Start
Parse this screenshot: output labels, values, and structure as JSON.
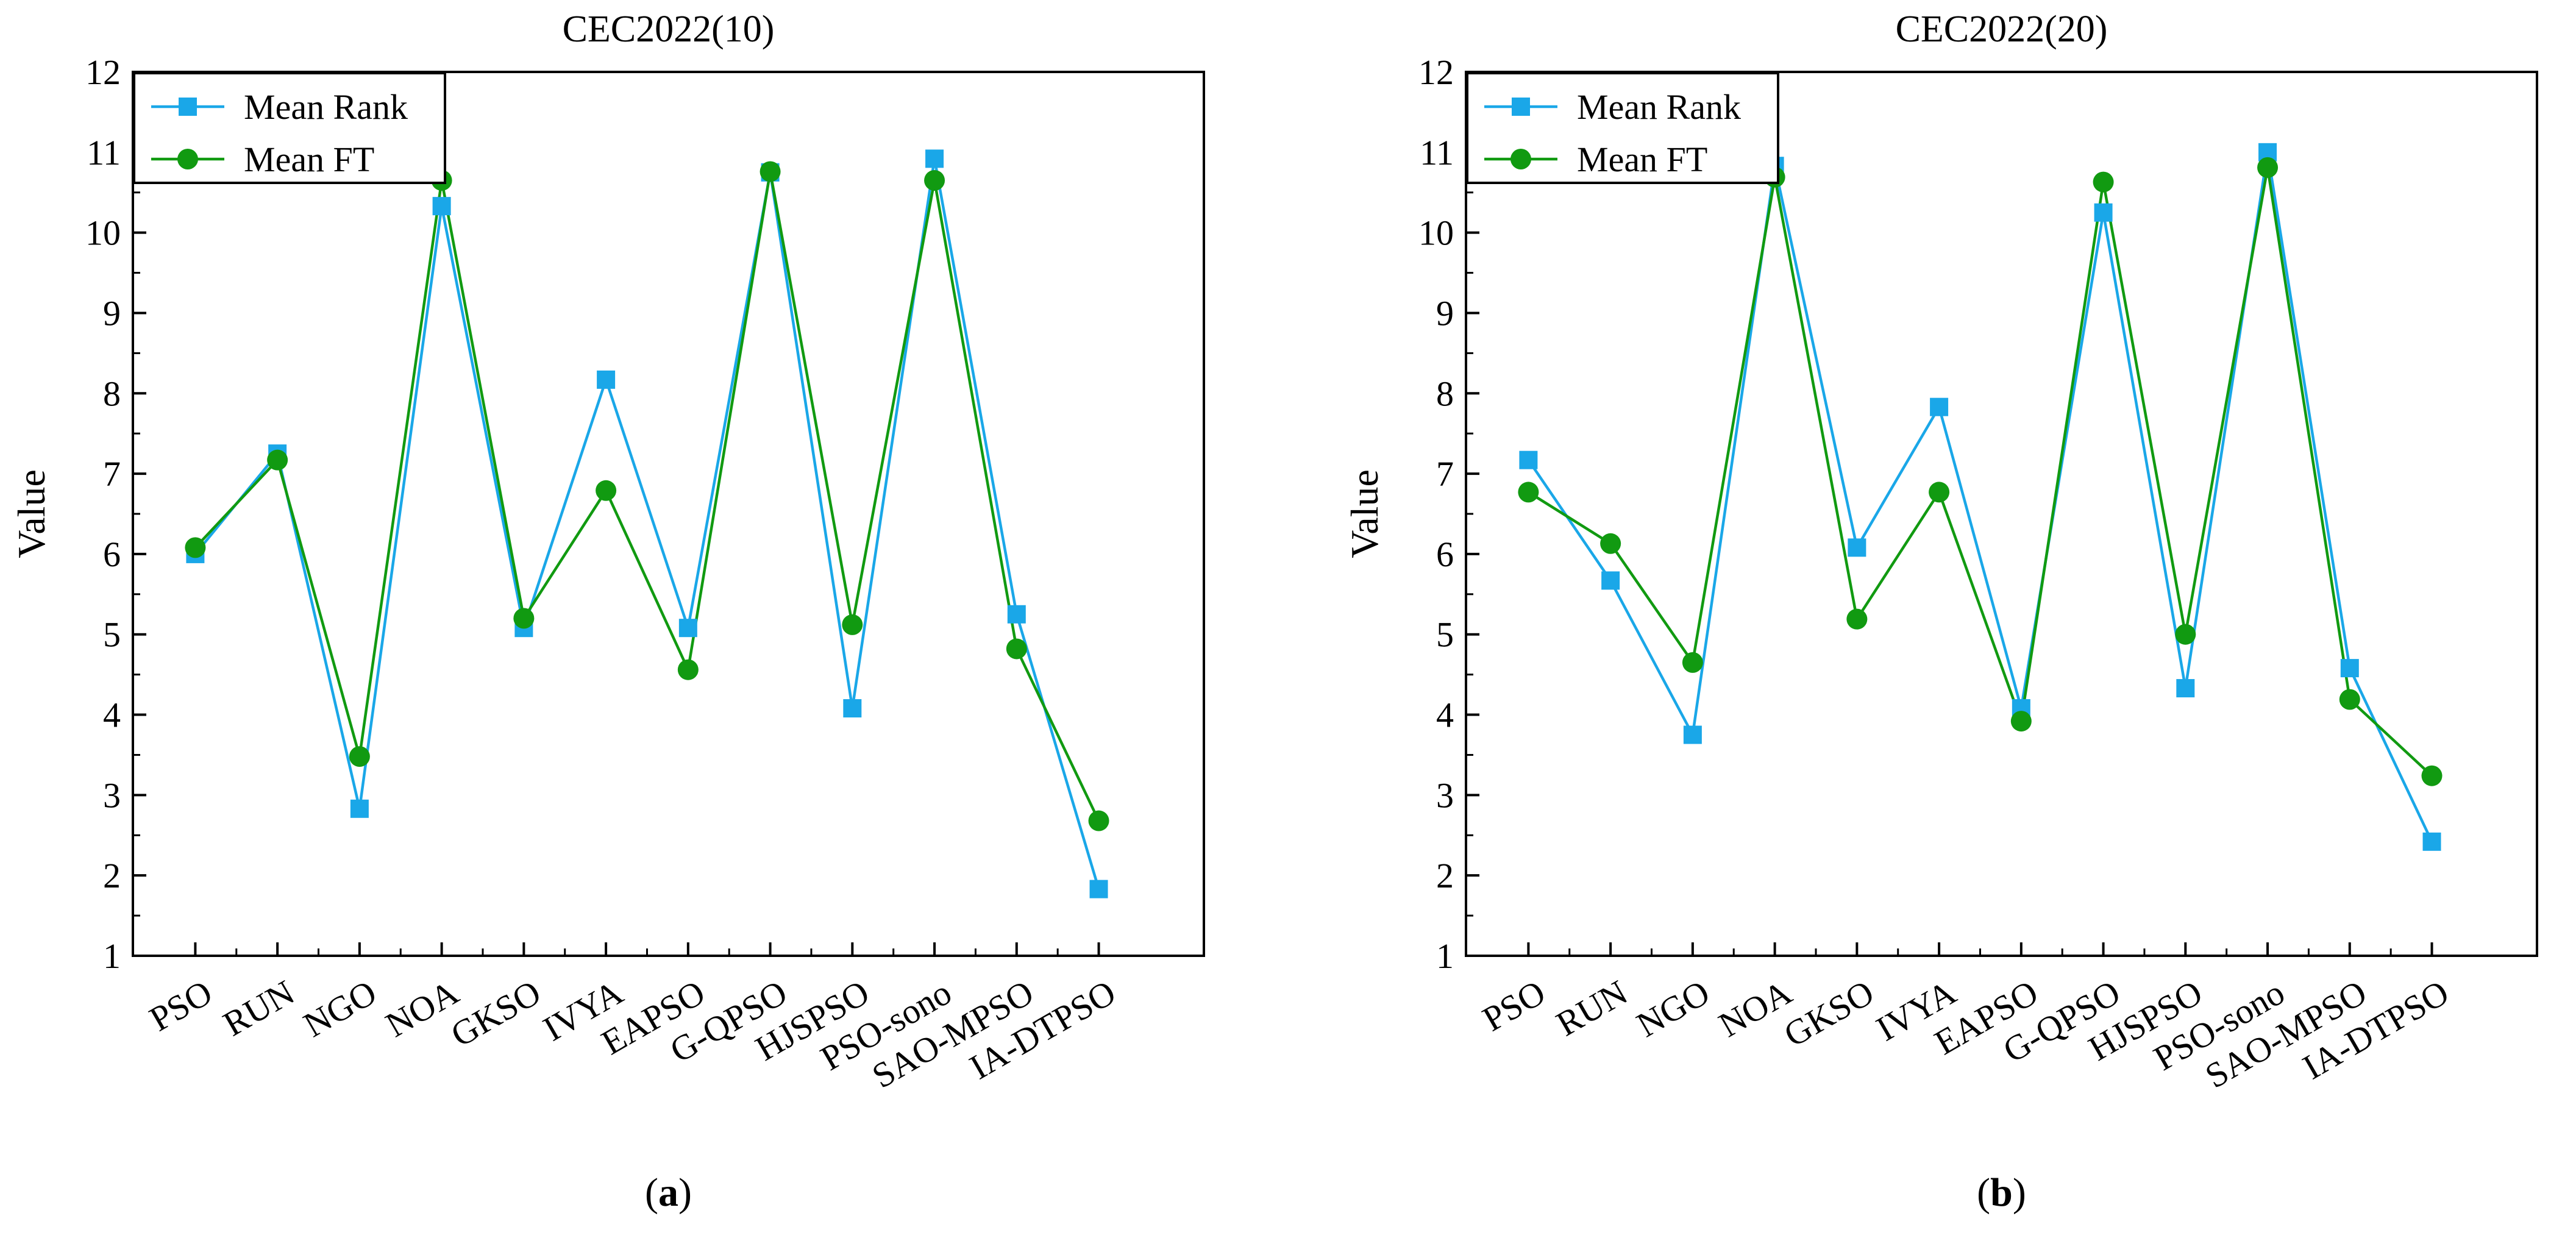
{
  "chart_data": [
    {
      "type": "line",
      "title": "CEC2022(10)",
      "panel_label": "a",
      "ylabel": "Value",
      "xlabel": "",
      "ylim": [
        1,
        12
      ],
      "yticks": [
        1,
        2,
        3,
        4,
        5,
        6,
        7,
        8,
        9,
        10,
        11,
        12
      ],
      "grid": false,
      "legend": "top-left",
      "categories": [
        "PSO",
        "RUN",
        "NGO",
        "NOA",
        "GKSO",
        "IVYA",
        "EAPSO",
        "G-QPSO",
        "HJSPSO",
        "PSO-sono",
        "SAO-MPSO",
        "IA-DTPSO"
      ],
      "series": [
        {
          "name": "Mean Rank",
          "marker": "square",
          "color": "#1aa7e8",
          "values": [
            6.0,
            7.25,
            2.83,
            10.33,
            5.08,
            8.17,
            5.08,
            10.75,
            4.08,
            10.92,
            5.25,
            1.83
          ]
        },
        {
          "name": "Mean FT",
          "marker": "circle",
          "color": "#119a11",
          "values": [
            6.08,
            7.17,
            3.48,
            10.65,
            5.2,
            6.79,
            4.56,
            10.76,
            5.12,
            10.65,
            4.82,
            2.68
          ]
        }
      ]
    },
    {
      "type": "line",
      "title": "CEC2022(20)",
      "panel_label": "b",
      "ylabel": "Value",
      "xlabel": "",
      "ylim": [
        1,
        12
      ],
      "yticks": [
        1,
        2,
        3,
        4,
        5,
        6,
        7,
        8,
        9,
        10,
        11,
        12
      ],
      "grid": false,
      "legend": "top-left",
      "categories": [
        "PSO",
        "RUN",
        "NGO",
        "NOA",
        "GKSO",
        "IVYA",
        "EAPSO",
        "G-QPSO",
        "HJSPSO",
        "PSO-sono",
        "SAO-MPSO",
        "IA-DTPSO"
      ],
      "series": [
        {
          "name": "Mean Rank",
          "marker": "square",
          "color": "#1aa7e8",
          "values": [
            7.17,
            5.67,
            3.75,
            10.83,
            6.08,
            7.83,
            4.08,
            10.25,
            4.33,
            11.0,
            4.58,
            2.42
          ]
        },
        {
          "name": "Mean FT",
          "marker": "circle",
          "color": "#119a11",
          "values": [
            6.77,
            6.13,
            4.65,
            10.69,
            5.19,
            6.77,
            3.92,
            10.63,
            5.0,
            10.81,
            4.19,
            3.24
          ]
        }
      ]
    }
  ]
}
End
#### Aim of the task
Restate every record exactly, please; do not copy the pictures.

#### The output
Parse this screenshot: output labels, values, and structure as JSON.
{
  "chart_data": [
    {
      "type": "line",
      "title": "CEC2022(10)",
      "panel_label": "a",
      "ylabel": "Value",
      "xlabel": "",
      "ylim": [
        1,
        12
      ],
      "yticks": [
        1,
        2,
        3,
        4,
        5,
        6,
        7,
        8,
        9,
        10,
        11,
        12
      ],
      "grid": false,
      "legend": "top-left",
      "categories": [
        "PSO",
        "RUN",
        "NGO",
        "NOA",
        "GKSO",
        "IVYA",
        "EAPSO",
        "G-QPSO",
        "HJSPSO",
        "PSO-sono",
        "SAO-MPSO",
        "IA-DTPSO"
      ],
      "series": [
        {
          "name": "Mean Rank",
          "marker": "square",
          "color": "#1aa7e8",
          "values": [
            6.0,
            7.25,
            2.83,
            10.33,
            5.08,
            8.17,
            5.08,
            10.75,
            4.08,
            10.92,
            5.25,
            1.83
          ]
        },
        {
          "name": "Mean FT",
          "marker": "circle",
          "color": "#119a11",
          "values": [
            6.08,
            7.17,
            3.48,
            10.65,
            5.2,
            6.79,
            4.56,
            10.76,
            5.12,
            10.65,
            4.82,
            2.68
          ]
        }
      ]
    },
    {
      "type": "line",
      "title": "CEC2022(20)",
      "panel_label": "b",
      "ylabel": "Value",
      "xlabel": "",
      "ylim": [
        1,
        12
      ],
      "yticks": [
        1,
        2,
        3,
        4,
        5,
        6,
        7,
        8,
        9,
        10,
        11,
        12
      ],
      "grid": false,
      "legend": "top-left",
      "categories": [
        "PSO",
        "RUN",
        "NGO",
        "NOA",
        "GKSO",
        "IVYA",
        "EAPSO",
        "G-QPSO",
        "HJSPSO",
        "PSO-sono",
        "SAO-MPSO",
        "IA-DTPSO"
      ],
      "series": [
        {
          "name": "Mean Rank",
          "marker": "square",
          "color": "#1aa7e8",
          "values": [
            7.17,
            5.67,
            3.75,
            10.83,
            6.08,
            7.83,
            4.08,
            10.25,
            4.33,
            11.0,
            4.58,
            2.42
          ]
        },
        {
          "name": "Mean FT",
          "marker": "circle",
          "color": "#119a11",
          "values": [
            6.77,
            6.13,
            4.65,
            10.69,
            5.19,
            6.77,
            3.92,
            10.63,
            5.0,
            10.81,
            4.19,
            3.24
          ]
        }
      ]
    }
  ]
}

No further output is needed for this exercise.